[OBJECTIVE] Give the number of lines containing "para" in this listing, with no other words.

[SUPPLIED MATERIAL]
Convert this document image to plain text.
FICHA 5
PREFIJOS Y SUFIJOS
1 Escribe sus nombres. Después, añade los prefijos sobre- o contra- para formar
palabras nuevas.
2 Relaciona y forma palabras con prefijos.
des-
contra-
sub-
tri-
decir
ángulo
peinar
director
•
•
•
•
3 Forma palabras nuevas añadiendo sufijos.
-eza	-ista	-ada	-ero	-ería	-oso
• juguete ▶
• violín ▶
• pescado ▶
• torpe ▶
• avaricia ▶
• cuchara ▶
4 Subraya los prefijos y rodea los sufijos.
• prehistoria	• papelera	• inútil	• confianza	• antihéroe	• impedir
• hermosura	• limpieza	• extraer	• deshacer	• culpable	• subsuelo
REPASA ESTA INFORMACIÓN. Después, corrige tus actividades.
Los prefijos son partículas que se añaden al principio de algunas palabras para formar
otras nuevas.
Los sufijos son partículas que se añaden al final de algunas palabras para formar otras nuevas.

[ANSWER] 3